─── AVAILABLE DATA

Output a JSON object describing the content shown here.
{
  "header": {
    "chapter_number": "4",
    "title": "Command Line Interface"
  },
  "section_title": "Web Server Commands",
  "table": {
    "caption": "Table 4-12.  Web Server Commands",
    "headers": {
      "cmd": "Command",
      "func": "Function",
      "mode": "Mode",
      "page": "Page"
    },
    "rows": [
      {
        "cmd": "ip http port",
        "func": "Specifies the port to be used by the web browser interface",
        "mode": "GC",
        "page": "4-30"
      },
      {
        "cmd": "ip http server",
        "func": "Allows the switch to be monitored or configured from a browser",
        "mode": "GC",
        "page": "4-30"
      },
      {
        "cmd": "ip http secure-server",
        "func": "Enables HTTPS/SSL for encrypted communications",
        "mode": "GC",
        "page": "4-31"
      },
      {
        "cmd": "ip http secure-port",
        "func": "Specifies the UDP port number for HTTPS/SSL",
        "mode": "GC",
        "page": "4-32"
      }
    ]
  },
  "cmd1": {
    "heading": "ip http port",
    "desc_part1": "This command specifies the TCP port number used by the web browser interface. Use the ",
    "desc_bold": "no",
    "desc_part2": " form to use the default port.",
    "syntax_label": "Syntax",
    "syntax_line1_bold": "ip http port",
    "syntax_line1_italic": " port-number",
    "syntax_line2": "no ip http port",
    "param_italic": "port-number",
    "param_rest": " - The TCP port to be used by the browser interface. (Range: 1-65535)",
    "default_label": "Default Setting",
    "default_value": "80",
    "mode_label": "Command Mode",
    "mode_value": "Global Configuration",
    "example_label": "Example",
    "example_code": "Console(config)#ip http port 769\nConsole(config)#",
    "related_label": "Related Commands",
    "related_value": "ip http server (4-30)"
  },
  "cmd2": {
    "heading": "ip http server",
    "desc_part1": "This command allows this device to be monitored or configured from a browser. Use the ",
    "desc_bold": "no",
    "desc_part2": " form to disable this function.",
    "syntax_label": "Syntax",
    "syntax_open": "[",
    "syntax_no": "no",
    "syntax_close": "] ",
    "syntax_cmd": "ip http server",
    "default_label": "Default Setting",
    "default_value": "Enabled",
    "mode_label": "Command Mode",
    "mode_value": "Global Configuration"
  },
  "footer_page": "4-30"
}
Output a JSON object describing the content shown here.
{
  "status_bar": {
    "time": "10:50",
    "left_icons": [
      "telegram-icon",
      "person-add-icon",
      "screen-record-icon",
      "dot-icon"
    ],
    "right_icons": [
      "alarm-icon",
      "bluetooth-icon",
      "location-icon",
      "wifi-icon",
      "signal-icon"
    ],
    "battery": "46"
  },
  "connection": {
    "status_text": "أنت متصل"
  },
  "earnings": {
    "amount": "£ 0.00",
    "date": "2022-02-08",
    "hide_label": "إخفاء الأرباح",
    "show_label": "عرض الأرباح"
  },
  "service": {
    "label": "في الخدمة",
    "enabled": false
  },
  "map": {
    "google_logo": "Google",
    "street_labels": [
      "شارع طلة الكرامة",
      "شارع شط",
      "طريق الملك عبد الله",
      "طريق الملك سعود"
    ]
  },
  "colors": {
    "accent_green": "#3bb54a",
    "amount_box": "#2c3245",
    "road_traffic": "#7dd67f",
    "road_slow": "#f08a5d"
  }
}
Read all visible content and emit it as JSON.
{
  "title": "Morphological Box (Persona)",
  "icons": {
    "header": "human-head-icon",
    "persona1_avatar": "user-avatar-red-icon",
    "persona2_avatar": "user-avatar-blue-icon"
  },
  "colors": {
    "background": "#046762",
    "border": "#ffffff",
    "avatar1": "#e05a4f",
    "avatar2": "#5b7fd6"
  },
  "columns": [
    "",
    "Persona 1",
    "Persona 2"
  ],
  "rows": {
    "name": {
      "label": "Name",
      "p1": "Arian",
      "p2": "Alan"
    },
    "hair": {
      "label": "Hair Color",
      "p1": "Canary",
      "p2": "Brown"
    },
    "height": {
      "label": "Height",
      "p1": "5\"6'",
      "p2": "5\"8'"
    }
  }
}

──────

§ TASK INSTRUCTIONS
Set out every line from the material that contains the string "monitored".

§ OUTPUT FOR THIS TASK
        "func": "Allows the switch to be monitored or configured from a browser",
    "desc_part1": "This command allows this device to be monitored or configured from a browser. Use the ",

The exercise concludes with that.